▶ [TASK PROMPT]:
Copy exactly the lines of the records below, starting at the line that contains "Give me the" and continuing through the last line, both included; omit any pictures.
— Start DATA SUPPLIED —
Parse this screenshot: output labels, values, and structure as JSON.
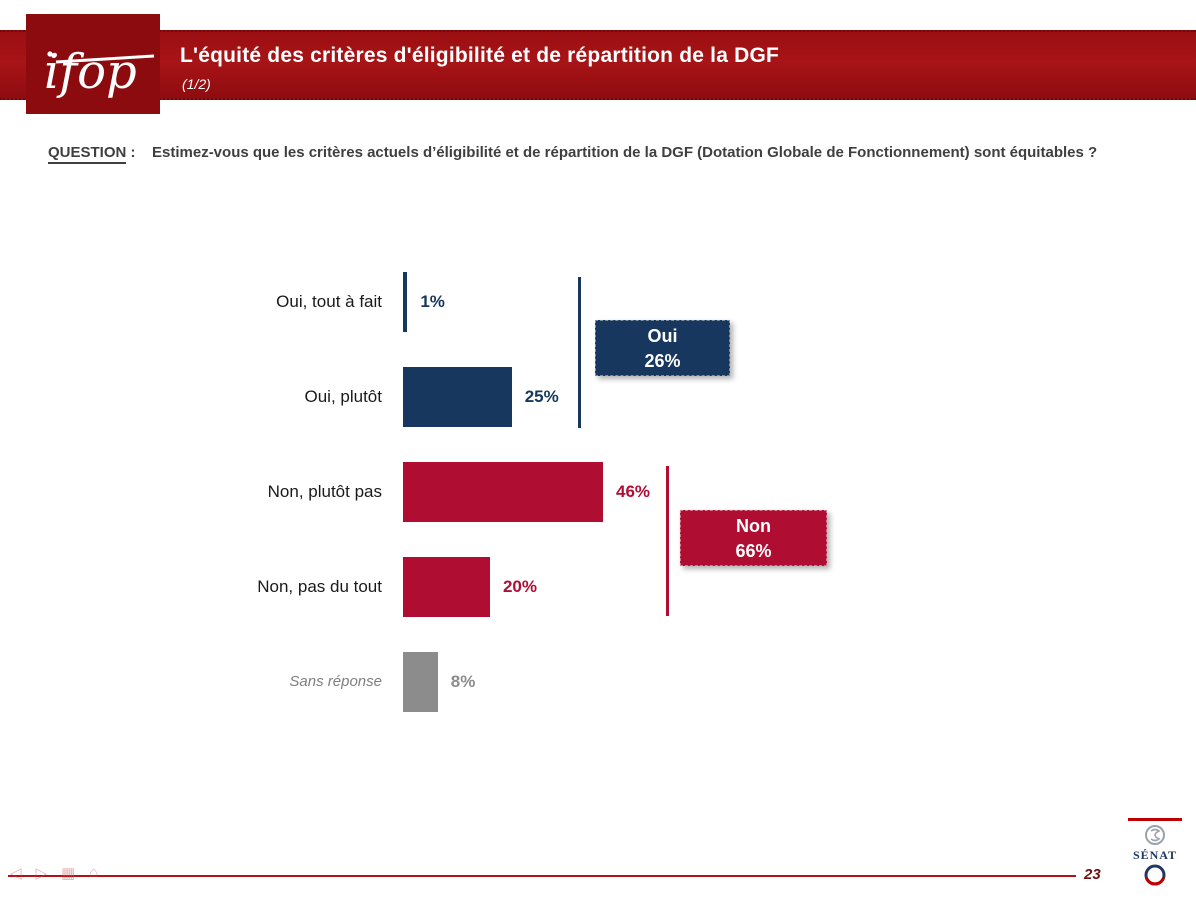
{
  "header": {
    "logo_text": "ifop",
    "title": "L'équité des critères d'éligibilité et de répartition de la DGF",
    "subtitle": "(1/2)",
    "band_color": "#9c0f12"
  },
  "question": {
    "label": "QUESTION",
    "separator": " :",
    "text": "Estimez-vous que les critères actuels d’éligibilité et de répartition de la DGF (Dotation Globale de Fonctionnement) sont équitables ?"
  },
  "chart_data": {
    "type": "bar",
    "orientation": "horizontal",
    "title": "",
    "xlabel": "",
    "ylabel": "",
    "xlim": [
      0,
      50
    ],
    "grid": false,
    "categories": [
      "Oui, tout à fait",
      "Oui, plutôt",
      "Non, plutôt pas",
      "Non, pas du tout",
      "Sans réponse"
    ],
    "values": [
      1,
      25,
      46,
      20,
      8
    ],
    "value_labels": [
      "1%",
      "25%",
      "46%",
      "20%",
      "8%"
    ],
    "colors": [
      "#17375e",
      "#17375e",
      "#b00d33",
      "#b00d33",
      "#8c8c8c"
    ],
    "muted_rows": [
      4
    ],
    "summary_groups": [
      {
        "label": "Oui",
        "value": 26,
        "value_label": "26%",
        "color": "#17375e"
      },
      {
        "label": "Non",
        "value": 66,
        "value_label": "66%",
        "color": "#b00d33"
      }
    ]
  },
  "footer": {
    "page_number": "23",
    "senat_text": "SÉNAT",
    "nav_icons": [
      {
        "name": "nav-previous-icon",
        "glyph": "◁"
      },
      {
        "name": "nav-next-icon",
        "glyph": "▷"
      },
      {
        "name": "nav-menu-icon",
        "glyph": "▦"
      },
      {
        "name": "nav-home-icon",
        "glyph": "⌂"
      }
    ]
  }
}
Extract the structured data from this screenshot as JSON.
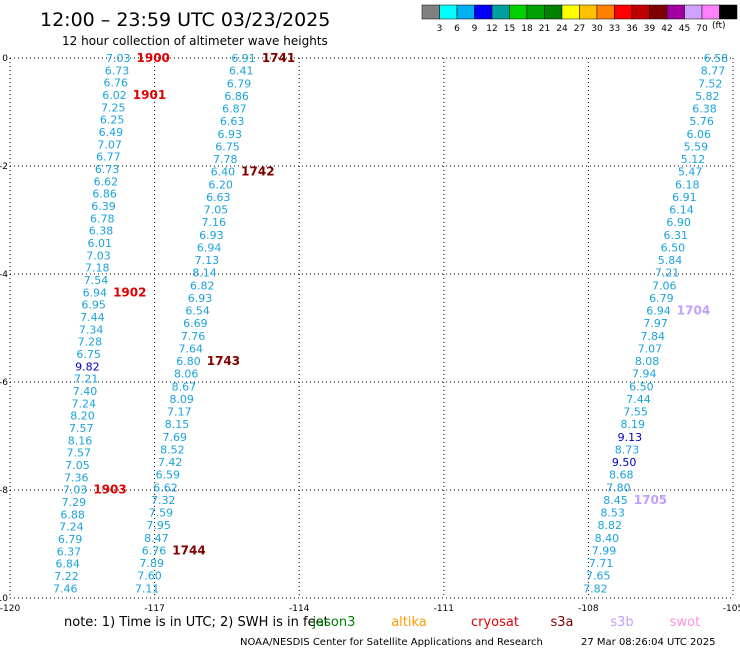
{
  "header": {
    "title": "12:00 – 23:59 UTC 03/23/2025",
    "subtitle": "12 hour collection of altimeter wave heights"
  },
  "legend": {
    "values": [
      "3",
      "6",
      "9",
      "12",
      "15",
      "18",
      "21",
      "24",
      "27",
      "30",
      "33",
      "36",
      "39",
      "42",
      "45",
      "70"
    ],
    "unit": "(ft)",
    "colors": [
      "#808080",
      "#00ffff",
      "#00b0f0",
      "#0000ff",
      "#00a0a0",
      "#00d000",
      "#00a000",
      "#008000",
      "#ffff00",
      "#ffc000",
      "#ff8000",
      "#ff0000",
      "#c00000",
      "#800000",
      "#a000a0",
      "#d0a0ff",
      "#ff80ff",
      "#000000"
    ]
  },
  "footer": {
    "note": "note:  1) Time is in UTC; 2) SWH is in feet",
    "satellites": [
      {
        "name": "jason3",
        "color": "#008000"
      },
      {
        "name": "altika",
        "color": "#ff9900"
      },
      {
        "name": "cryosat",
        "color": "#e00000"
      },
      {
        "name": "s3a",
        "color": "#800000"
      },
      {
        "name": "s3b",
        "color": "#c0a0ff"
      },
      {
        "name": "swot",
        "color": "#ff90e0"
      }
    ],
    "credit": "NOAA/NESDIS Center for Satellite Applications and Research",
    "timestamp": "27 Mar 08:26:04 UTC 2025"
  },
  "chart_data": {
    "type": "scatter",
    "title": "12:00 – 23:59 UTC 03/23/2025",
    "xlim": [
      -120,
      -105
    ],
    "ylim": [
      -10,
      0
    ],
    "xticks": [
      "-120",
      "-117",
      "-114",
      "-111",
      "-108",
      "-105"
    ],
    "yticks": [
      "0",
      "-2",
      "-4",
      "-6",
      "-8",
      "-10"
    ],
    "grid": true,
    "tracks": [
      {
        "values": [
          "7.03",
          "6.73",
          "6.76",
          "6.02",
          "7.25",
          "6.25",
          "6.49",
          "7.07",
          "6.77",
          "6.73",
          "6.62",
          "6.86",
          "6.39",
          "6.78",
          "6.38",
          "6.01",
          "7.03",
          "7.18",
          "7.54",
          "6.94",
          "6.95",
          "7.44",
          "7.34",
          "7.28",
          "6.75",
          "9.82",
          "7.21",
          "7.40",
          "7.24",
          "8.20",
          "7.57",
          "8.16",
          "7.57",
          "7.05",
          "7.36",
          "7.03",
          "7.29",
          "6.88",
          "7.24",
          "6.79",
          "6.37",
          "6.84",
          "7.22",
          "7.46"
        ],
        "lon_start": -117.5,
        "lon_end": -118.6,
        "lat_start": 0.0,
        "lat_end": -9.82,
        "times": [
          {
            "label": "1900",
            "index": 0,
            "color": "#e00000"
          },
          {
            "label": "1901",
            "index": 3,
            "color": "#e00000"
          },
          {
            "label": "1902",
            "index": 19,
            "color": "#e00000"
          },
          {
            "label": "1903",
            "index": 35,
            "color": "#e00000"
          }
        ]
      },
      {
        "values": [
          "6.91",
          "6.41",
          "6.79",
          "6.86",
          "6.87",
          "6.63",
          "6.93",
          "6.75",
          "7.78",
          "6.40",
          "6.20",
          "6.63",
          "7.05",
          "7.16",
          "6.93",
          "6.94",
          "7.13",
          "8.14",
          "6.82",
          "6.93",
          "6.54",
          "6.69",
          "7.76",
          "7.64",
          "6.80",
          "8.06",
          "8.67",
          "8.09",
          "7.17",
          "8.15",
          "7.69",
          "8.52",
          "7.42",
          "6.59",
          "6.62",
          "7.32",
          "7.59",
          "7.95",
          "8.47",
          "6.76",
          "7.89",
          "7.60",
          "7.11"
        ],
        "lon_start": -114.9,
        "lon_end": -116.9,
        "lat_start": 0.0,
        "lat_end": -9.82,
        "times": [
          {
            "label": "1741",
            "index": 0,
            "color": "#800000"
          },
          {
            "label": "1742",
            "index": 9,
            "color": "#800000"
          },
          {
            "label": "1743",
            "index": 24,
            "color": "#800000"
          },
          {
            "label": "1744",
            "index": 39,
            "color": "#800000"
          }
        ]
      },
      {
        "values": [
          "6.58",
          "8.77",
          "7.52",
          "5.82",
          "6.38",
          "5.76",
          "6.06",
          "5.59",
          "5.12",
          "5.47",
          "6.18",
          "6.91",
          "6.14",
          "6.90",
          "6.31",
          "6.50",
          "5.84",
          "7.21",
          "7.06",
          "6.79",
          "6.94",
          "7.97",
          "7.84",
          "7.07",
          "8.08",
          "7.94",
          "6.50",
          "7.44",
          "7.55",
          "8.19",
          "9.13",
          "8.73",
          "9.50",
          "8.68",
          "7.80",
          "8.45",
          "8.53",
          "8.82",
          "8.40",
          "7.99",
          "7.71",
          "7.65",
          "7.82"
        ],
        "lon_start": -105.1,
        "lon_end": -107.6,
        "lat_start": 0.0,
        "lat_end": -9.82,
        "times": [
          {
            "label": "1704",
            "index": 20,
            "color": "#c0a0ff"
          },
          {
            "label": "1705",
            "index": 35,
            "color": "#c0a0ff"
          }
        ]
      }
    ]
  }
}
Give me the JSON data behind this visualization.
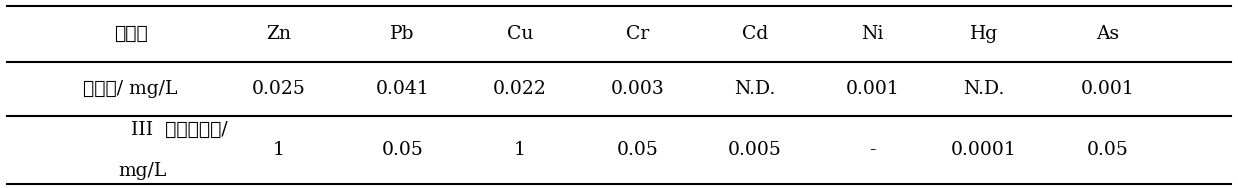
{
  "col_headers": [
    "重金属",
    "Zn",
    "Pb",
    "Cu",
    "Cr",
    "Cd",
    "Ni",
    "Hg",
    "As"
  ],
  "row1_label": "浸出量/ mg/L",
  "row1_values": [
    "0.025",
    "0.041",
    "0.022",
    "0.003",
    "N.D.",
    "0.001",
    "N.D.",
    "0.001"
  ],
  "row2_label_line1": "III  类水体标准/",
  "row2_label_line2": "mg/L",
  "row2_values": [
    "1",
    "0.05",
    "1",
    "0.05",
    "0.005",
    "-",
    "0.0001",
    "0.05"
  ],
  "figsize": [
    12.38,
    1.88
  ],
  "dpi": 100,
  "font_size": 13.5,
  "bg_color": "#ffffff",
  "text_color": "#000000",
  "line_color": "#000000",
  "line_width": 1.5
}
— End DATA SUPPLIED —
▶ [COMPLETE OUTPUT]:
Give me the JSON data behind this visualization.
{
  "col_headers": [
    "重金属",
    "Zn",
    "Pb",
    "Cu",
    "Cr",
    "Cd",
    "Ni",
    "Hg",
    "As"
  ],
  "row1_label": "浸出量/ mg/L",
  "row1_values": [
    "0.025",
    "0.041",
    "0.022",
    "0.003",
    "N.D.",
    "0.001",
    "N.D.",
    "0.001"
  ],
  "row2_label_line1": "III  类水体标准/",
  "row2_label_line2": "mg/L",
  "row2_values": [
    "1",
    "0.05",
    "1",
    "0.05",
    "0.005",
    "-",
    "0.0001",
    "0.05"
  ],
  "figsize": [
    12.38,
    1.88
  ],
  "dpi": 100,
  "font_size": 13.5,
  "bg_color": "#ffffff",
  "text_color": "#000000",
  "line_color": "#000000",
  "line_width": 1.5
}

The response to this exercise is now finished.